== Stored records ==
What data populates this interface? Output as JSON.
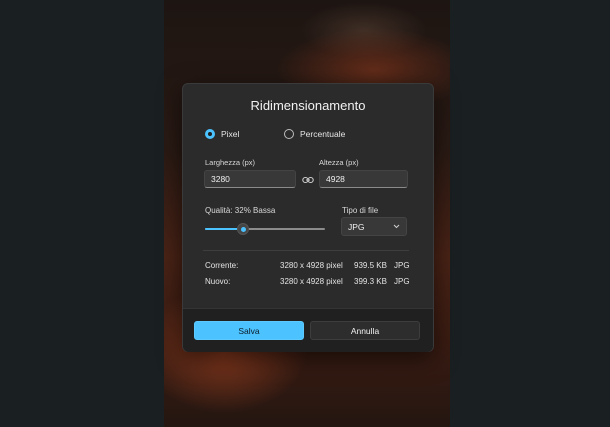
{
  "dialog": {
    "title": "Ridimensionamento",
    "mode": {
      "options": [
        {
          "label": "Pixel",
          "selected": true
        },
        {
          "label": "Percentuale",
          "selected": false
        }
      ]
    },
    "width": {
      "label": "Larghezza (px)",
      "value": "3280"
    },
    "height": {
      "label": "Altezza (px)",
      "value": "4928"
    },
    "link_icon": "link-chain-icon",
    "quality": {
      "label": "Qualità: 32% Bassa",
      "value_percent": 32
    },
    "file_type": {
      "label": "Tipo di file",
      "selected": "JPG"
    },
    "info": {
      "current": {
        "label": "Corrente:",
        "dimensions": "3280 x 4928 pixel",
        "size": "939.5 KB",
        "format": "JPG"
      },
      "new": {
        "label": "Nuovo:",
        "dimensions": "3280 x 4928 pixel",
        "size": "399.3 KB",
        "format": "JPG"
      }
    },
    "buttons": {
      "save": "Salva",
      "cancel": "Annulla"
    }
  },
  "colors": {
    "accent": "#4cc2ff",
    "dialog_bg": "#2b2b2b",
    "footer_bg": "#202020"
  }
}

== Required work ==
Across the entries, how many lines hold the word "selected"? Say only the number.

== Full answer ==
3